* **Stated exercise**: Reproduce every record below exactly as written, but leave out any pictures.
=== Data for this task ===
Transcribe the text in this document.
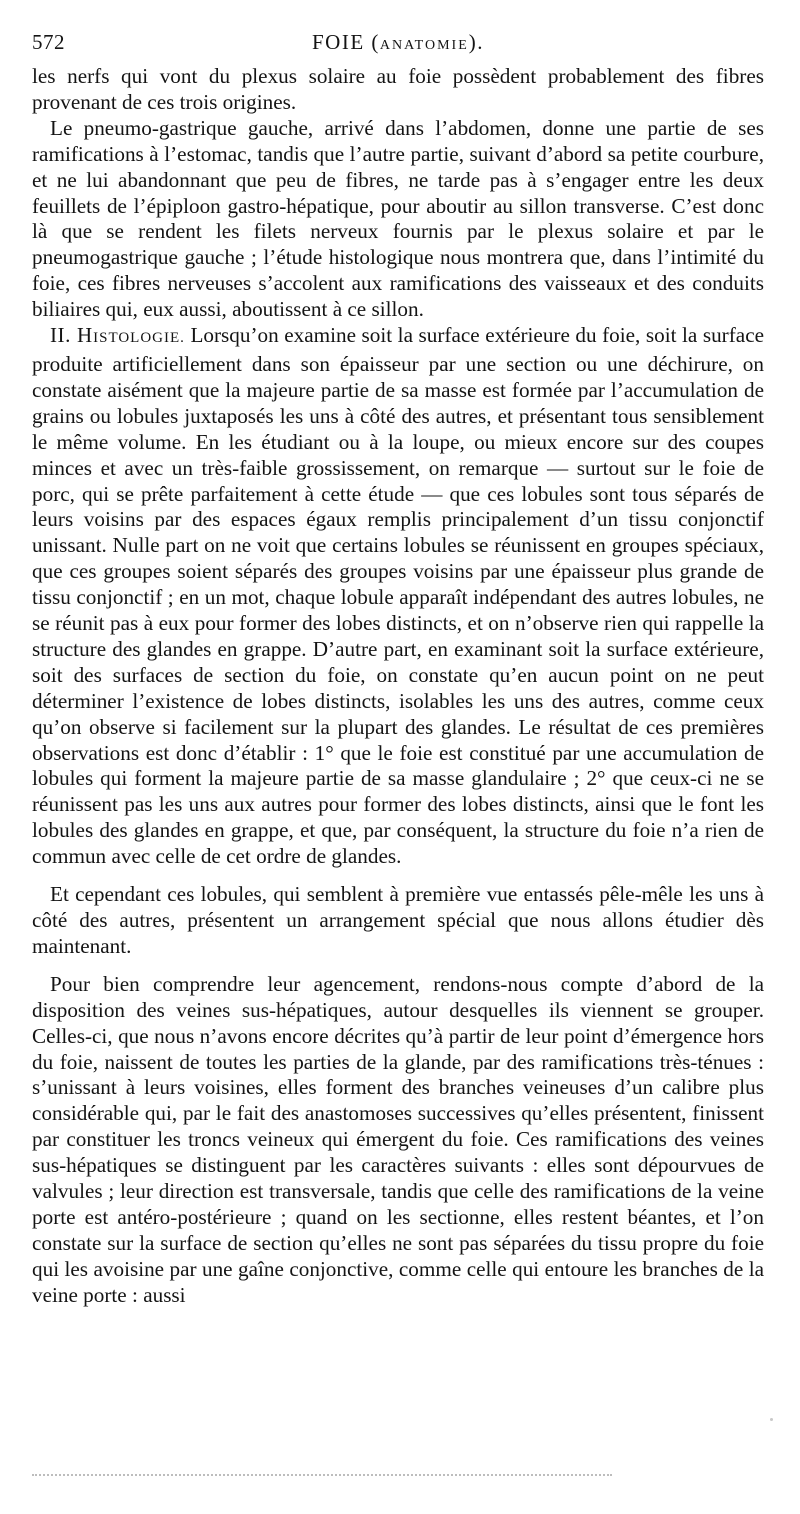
572	FOIE (ANATOMIE).

les nerfs qui vont du plexus solaire au foie possèdent probablement des fibres provenant de ces trois origines.

Le pneumo-gastrique gauche, arrivé dans l’abdomen, donne une partie de ses ramifications à l’estomac, tandis que l’autre partie, suivant d’abord sa petite courbure, et ne lui abandonnant que peu de fibres, ne tarde pas à s’engager entre les deux feuillets de l’épiploon gastro-hépatique, pour aboutir au sillon transverse. C’est donc là que se rendent les filets nerveux fournis par le plexus solaire et par le pneumogastrique gauche ; l’étude histologique nous montrera que, dans l’intimité du foie, ces fibres nerveuses s’accolent aux ramifications des vaisseaux et des conduits biliaires qui, eux aussi, aboutissent à ce sillon.

II. HISTOLOGIE. Lorsqu’on examine soit la surface extérieure du foie, soit la surface produite artificiellement dans son épaisseur par une section ou une déchirure, on constate aisément que la majeure partie de sa masse est formée par l’accumulation de grains ou lobules juxtaposés les uns à côté des autres, et présentant tous sensiblement le même volume. En les étudiant ou à la loupe, ou mieux encore sur des coupes minces et avec un très-faible grossissement, on remarque — surtout sur le foie de porc, qui se prête parfaitement à cette étude — que ces lobules sont tous séparés de leurs voisins par des espaces égaux remplis principalement d’un tissu conjonctif unissant. Nulle part on ne voit que certains lobules se réunissent en groupes spéciaux, que ces groupes soient séparés des groupes voisins par une épaisseur plus grande de tissu conjonctif ; en un mot, chaque lobule apparaît indépendant des autres lobules, ne se réunit pas à eux pour former des lobes distincts, et on n’observe rien qui rappelle la structure des glandes en grappe. D’autre part, en examinant soit la surface extérieure, soit des surfaces de section du foie, on constate qu’en aucun point on ne peut déterminer l’existence de lobes distincts, isolables les uns des autres, comme ceux qu’on observe si facilement sur la plupart des glandes. Le résultat de ces premières observations est donc d’établir : 1° que le foie est constitué par une accumulation de lobules qui forment la majeure partie de sa masse glandulaire ; 2° que ceux-ci ne se réunissent pas les uns aux autres pour former des lobes distincts, ainsi que le font les lobules des glandes en grappe, et que, par conséquent, la structure du foie n’a rien de commun avec celle de cet ordre de glandes.

Et cependant ces lobules, qui semblent à première vue entassés pêle-mêle les uns à côté des autres, présentent un arrangement spécial que nous allons étudier dès maintenant.

Pour bien comprendre leur agencement, rendons-nous compte d’abord de la disposition des veines sus-hépatiques, autour desquelles ils viennent se grouper. Celles-ci, que nous n’avons encore décrites qu’à partir de leur point d’émergence hors du foie, naissent de toutes les parties de la glande, par des ramifications très-ténues : s’unissant à leurs voisines, elles forment des branches veineuses d’un calibre plus considérable qui, par le fait des anastomoses successives qu’elles présentent, finissent par constituer les troncs veineux qui émergent du foie. Ces ramifications des veines sus-hépatiques se distinguent par les caractères suivants : elles sont dépourvues de valvules ; leur direction est transversale, tandis que celle des ramifications de la veine porte est antéro-postérieure ; quand on les sectionne, elles restent béantes, et l’on constate sur la surface de section qu’elles ne sont pas séparées du tissu propre du foie qui les avoisine par une gaîne conjonctive, comme celle qui entoure les branches de la veine porte : aussi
===
* **Answer**:
Transcribe the text in this document.
572	FOIE (ANATOMIE).

les nerfs qui vont du plexus solaire au foie possèdent probablement des fibres provenant de ces trois origines.

Le pneumo-gastrique gauche, arrivé dans l’abdomen, donne une partie de ses ramifications à l’estomac, tandis que l’autre partie, suivant d’abord sa petite courbure, et ne lui abandonnant que peu de fibres, ne tarde pas à s’engager entre les deux feuillets de l’épiploon gastro-hépatique, pour aboutir au sillon transverse. C’est donc là que se rendent les filets nerveux fournis par le plexus solaire et par le pneumogastrique gauche ; l’étude histologique nous montrera que, dans l’intimité du foie, ces fibres nerveuses s’accolent aux ramifications des vaisseaux et des conduits biliaires qui, eux aussi, aboutissent à ce sillon.

II. HISTOLOGIE. Lorsqu’on examine soit la surface extérieure du foie, soit la surface produite artificiellement dans son épaisseur par une section ou une déchirure, on constate aisément que la majeure partie de sa masse est formée par l’accumulation de grains ou lobules juxtaposés les uns à côté des autres, et présentant tous sensiblement le même volume. En les étudiant ou à la loupe, ou mieux encore sur des coupes minces et avec un très-faible grossissement, on remarque — surtout sur le foie de porc, qui se prête parfaitement à cette étude — que ces lobules sont tous séparés de leurs voisins par des espaces égaux remplis principalement d’un tissu conjonctif unissant. Nulle part on ne voit que certains lobules se réunissent en groupes spéciaux, que ces groupes soient séparés des groupes voisins par une épaisseur plus grande de tissu conjonctif ; en un mot, chaque lobule apparaît indépendant des autres lobules, ne se réunit pas à eux pour former des lobes distincts, et on n’observe rien qui rappelle la structure des glandes en grappe. D’autre part, en examinant soit la surface extérieure, soit des surfaces de section du foie, on constate qu’en aucun point on ne peut déterminer l’existence de lobes distincts, isolables les uns des autres, comme ceux qu’on observe si facilement sur la plupart des glandes. Le résultat de ces premières observations est donc d’établir : 1° que le foie est constitué par une accumulation de lobules qui forment la majeure partie de sa masse glandulaire ; 2° que ceux-ci ne se réunissent pas les uns aux autres pour former des lobes distincts, ainsi que le font les lobules des glandes en grappe, et que, par conséquent, la structure du foie n’a rien de commun avec celle de cet ordre de glandes.

Et cependant ces lobules, qui semblent à première vue entassés pêle-mêle les uns à côté des autres, présentent un arrangement spécial que nous allons étudier dès maintenant.

Pour bien comprendre leur agencement, rendons-nous compte d’abord de la disposition des veines sus-hépatiques, autour desquelles ils viennent se grouper. Celles-ci, que nous n’avons encore décrites qu’à partir de leur point d’émergence hors du foie, naissent de toutes les parties de la glande, par des ramifications très-ténues : s’unissant à leurs voisines, elles forment des branches veineuses d’un calibre plus considérable qui, par le fait des anastomoses successives qu’elles présentent, finissent par constituer les troncs veineux qui émergent du foie. Ces ramifications des veines sus-hépatiques se distinguent par les caractères suivants : elles sont dépourvues de valvules ; leur direction est transversale, tandis que celle des ramifications de la veine porte est antéro-postérieure ; quand on les sectionne, elles restent béantes, et l’on constate sur la surface de section qu’elles ne sont pas séparées du tissu propre du foie qui les avoisine par une gaîne conjonctive, comme celle qui entoure les branches de la veine porte : aussi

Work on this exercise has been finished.